> _Given instruction_
Extract the full set of records, then give each one again exactly.

> _Provided information_

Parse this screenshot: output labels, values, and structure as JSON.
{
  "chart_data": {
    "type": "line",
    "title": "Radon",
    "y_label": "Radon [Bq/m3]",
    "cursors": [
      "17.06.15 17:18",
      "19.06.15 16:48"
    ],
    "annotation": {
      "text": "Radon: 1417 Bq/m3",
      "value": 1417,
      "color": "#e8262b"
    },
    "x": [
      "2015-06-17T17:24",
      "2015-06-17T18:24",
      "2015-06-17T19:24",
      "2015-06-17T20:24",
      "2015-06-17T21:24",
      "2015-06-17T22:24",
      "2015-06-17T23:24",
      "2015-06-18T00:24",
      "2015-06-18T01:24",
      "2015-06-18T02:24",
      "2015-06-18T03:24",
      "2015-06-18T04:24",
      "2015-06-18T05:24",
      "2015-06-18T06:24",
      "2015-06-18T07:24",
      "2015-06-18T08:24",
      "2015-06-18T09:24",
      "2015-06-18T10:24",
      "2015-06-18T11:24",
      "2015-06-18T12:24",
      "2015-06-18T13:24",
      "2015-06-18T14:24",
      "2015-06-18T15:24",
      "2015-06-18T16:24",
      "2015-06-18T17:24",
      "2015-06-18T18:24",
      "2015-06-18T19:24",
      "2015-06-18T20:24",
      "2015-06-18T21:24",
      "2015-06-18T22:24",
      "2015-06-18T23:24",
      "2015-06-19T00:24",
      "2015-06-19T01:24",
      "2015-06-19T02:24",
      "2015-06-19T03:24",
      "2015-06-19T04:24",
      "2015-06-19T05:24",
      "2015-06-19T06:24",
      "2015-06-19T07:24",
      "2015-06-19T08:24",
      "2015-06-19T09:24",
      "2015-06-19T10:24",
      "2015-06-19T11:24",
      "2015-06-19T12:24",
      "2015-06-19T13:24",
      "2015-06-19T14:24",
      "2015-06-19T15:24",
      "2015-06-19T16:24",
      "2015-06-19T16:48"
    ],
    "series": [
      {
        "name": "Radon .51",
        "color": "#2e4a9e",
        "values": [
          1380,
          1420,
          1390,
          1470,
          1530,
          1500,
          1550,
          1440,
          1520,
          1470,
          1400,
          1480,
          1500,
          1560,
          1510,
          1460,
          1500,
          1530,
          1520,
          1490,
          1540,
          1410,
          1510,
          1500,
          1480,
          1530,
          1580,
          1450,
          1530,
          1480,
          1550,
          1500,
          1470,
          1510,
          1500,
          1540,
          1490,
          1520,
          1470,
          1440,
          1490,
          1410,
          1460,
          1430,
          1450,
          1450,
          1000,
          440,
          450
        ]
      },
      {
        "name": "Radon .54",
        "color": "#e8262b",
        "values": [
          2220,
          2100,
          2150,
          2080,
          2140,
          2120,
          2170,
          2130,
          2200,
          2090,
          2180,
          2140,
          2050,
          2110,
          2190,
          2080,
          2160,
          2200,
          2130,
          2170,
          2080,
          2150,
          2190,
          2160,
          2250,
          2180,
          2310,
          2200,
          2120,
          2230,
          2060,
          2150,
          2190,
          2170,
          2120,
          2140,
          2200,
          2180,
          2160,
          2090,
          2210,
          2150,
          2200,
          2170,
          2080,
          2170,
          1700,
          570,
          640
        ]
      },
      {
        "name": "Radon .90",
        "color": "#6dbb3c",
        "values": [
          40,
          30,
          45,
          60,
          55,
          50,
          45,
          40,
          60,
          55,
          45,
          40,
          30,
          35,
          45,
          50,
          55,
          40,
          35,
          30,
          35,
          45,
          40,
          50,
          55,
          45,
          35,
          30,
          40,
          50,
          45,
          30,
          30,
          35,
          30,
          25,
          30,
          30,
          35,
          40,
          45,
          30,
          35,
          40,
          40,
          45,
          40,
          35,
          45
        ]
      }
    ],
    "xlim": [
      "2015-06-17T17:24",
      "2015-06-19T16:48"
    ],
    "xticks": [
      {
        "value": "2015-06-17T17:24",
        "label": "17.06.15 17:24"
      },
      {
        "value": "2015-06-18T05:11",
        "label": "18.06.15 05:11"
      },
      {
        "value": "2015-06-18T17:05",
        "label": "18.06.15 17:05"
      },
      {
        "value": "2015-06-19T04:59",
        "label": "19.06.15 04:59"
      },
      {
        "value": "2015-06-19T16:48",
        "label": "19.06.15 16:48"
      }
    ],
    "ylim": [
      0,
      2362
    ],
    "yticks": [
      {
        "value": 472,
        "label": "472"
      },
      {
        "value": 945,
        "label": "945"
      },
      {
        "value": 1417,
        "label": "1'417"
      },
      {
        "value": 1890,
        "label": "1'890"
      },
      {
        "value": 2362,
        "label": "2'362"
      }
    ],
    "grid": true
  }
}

> _Output_
Parse this screenshot: output labels, values, and structure as JSON.
{
  "chart_data": {
    "type": "line",
    "title": "Radon",
    "y_label": "Radon [Bq/m3]",
    "cursors": [
      "17.06.15 17:18",
      "19.06.15 16:48"
    ],
    "annotation": {
      "text": "Radon: 1417 Bq/m3",
      "value": 1417,
      "color": "#e8262b"
    },
    "x": [
      "2015-06-17T17:24",
      "2015-06-17T18:24",
      "2015-06-17T19:24",
      "2015-06-17T20:24",
      "2015-06-17T21:24",
      "2015-06-17T22:24",
      "2015-06-17T23:24",
      "2015-06-18T00:24",
      "2015-06-18T01:24",
      "2015-06-18T02:24",
      "2015-06-18T03:24",
      "2015-06-18T04:24",
      "2015-06-18T05:24",
      "2015-06-18T06:24",
      "2015-06-18T07:24",
      "2015-06-18T08:24",
      "2015-06-18T09:24",
      "2015-06-18T10:24",
      "2015-06-18T11:24",
      "2015-06-18T12:24",
      "2015-06-18T13:24",
      "2015-06-18T14:24",
      "2015-06-18T15:24",
      "2015-06-18T16:24",
      "2015-06-18T17:24",
      "2015-06-18T18:24",
      "2015-06-18T19:24",
      "2015-06-18T20:24",
      "2015-06-18T21:24",
      "2015-06-18T22:24",
      "2015-06-18T23:24",
      "2015-06-19T00:24",
      "2015-06-19T01:24",
      "2015-06-19T02:24",
      "2015-06-19T03:24",
      "2015-06-19T04:24",
      "2015-06-19T05:24",
      "2015-06-19T06:24",
      "2015-06-19T07:24",
      "2015-06-19T08:24",
      "2015-06-19T09:24",
      "2015-06-19T10:24",
      "2015-06-19T11:24",
      "2015-06-19T12:24",
      "2015-06-19T13:24",
      "2015-06-19T14:24",
      "2015-06-19T15:24",
      "2015-06-19T16:24",
      "2015-06-19T16:48"
    ],
    "series": [
      {
        "name": "Radon .51",
        "color": "#2e4a9e",
        "values": [
          1380,
          1420,
          1390,
          1470,
          1530,
          1500,
          1550,
          1440,
          1520,
          1470,
          1400,
          1480,
          1500,
          1560,
          1510,
          1460,
          1500,
          1530,
          1520,
          1490,
          1540,
          1410,
          1510,
          1500,
          1480,
          1530,
          1580,
          1450,
          1530,
          1480,
          1550,
          1500,
          1470,
          1510,
          1500,
          1540,
          1490,
          1520,
          1470,
          1440,
          1490,
          1410,
          1460,
          1430,
          1450,
          1450,
          1000,
          440,
          450
        ]
      },
      {
        "name": "Radon .54",
        "color": "#e8262b",
        "values": [
          2220,
          2100,
          2150,
          2080,
          2140,
          2120,
          2170,
          2130,
          2200,
          2090,
          2180,
          2140,
          2050,
          2110,
          2190,
          2080,
          2160,
          2200,
          2130,
          2170,
          2080,
          2150,
          2190,
          2160,
          2250,
          2180,
          2310,
          2200,
          2120,
          2230,
          2060,
          2150,
          2190,
          2170,
          2120,
          2140,
          2200,
          2180,
          2160,
          2090,
          2210,
          2150,
          2200,
          2170,
          2080,
          2170,
          1700,
          570,
          640
        ]
      },
      {
        "name": "Radon .90",
        "color": "#6dbb3c",
        "values": [
          40,
          30,
          45,
          60,
          55,
          50,
          45,
          40,
          60,
          55,
          45,
          40,
          30,
          35,
          45,
          50,
          55,
          40,
          35,
          30,
          35,
          45,
          40,
          50,
          55,
          45,
          35,
          30,
          40,
          50,
          45,
          30,
          30,
          35,
          30,
          25,
          30,
          30,
          35,
          40,
          45,
          30,
          35,
          40,
          40,
          45,
          40,
          35,
          45
        ]
      }
    ],
    "xlim": [
      "2015-06-17T17:24",
      "2015-06-19T16:48"
    ],
    "xticks": [
      {
        "value": "2015-06-17T17:24",
        "label": "17.06.15 17:24"
      },
      {
        "value": "2015-06-18T05:11",
        "label": "18.06.15 05:11"
      },
      {
        "value": "2015-06-18T17:05",
        "label": "18.06.15 17:05"
      },
      {
        "value": "2015-06-19T04:59",
        "label": "19.06.15 04:59"
      },
      {
        "value": "2015-06-19T16:48",
        "label": "19.06.15 16:48"
      }
    ],
    "ylim": [
      0,
      2362
    ],
    "yticks": [
      {
        "value": 472,
        "label": "472"
      },
      {
        "value": 945,
        "label": "945"
      },
      {
        "value": 1417,
        "label": "1'417"
      },
      {
        "value": 1890,
        "label": "1'890"
      },
      {
        "value": 2362,
        "label": "2'362"
      }
    ],
    "grid": true
  }
}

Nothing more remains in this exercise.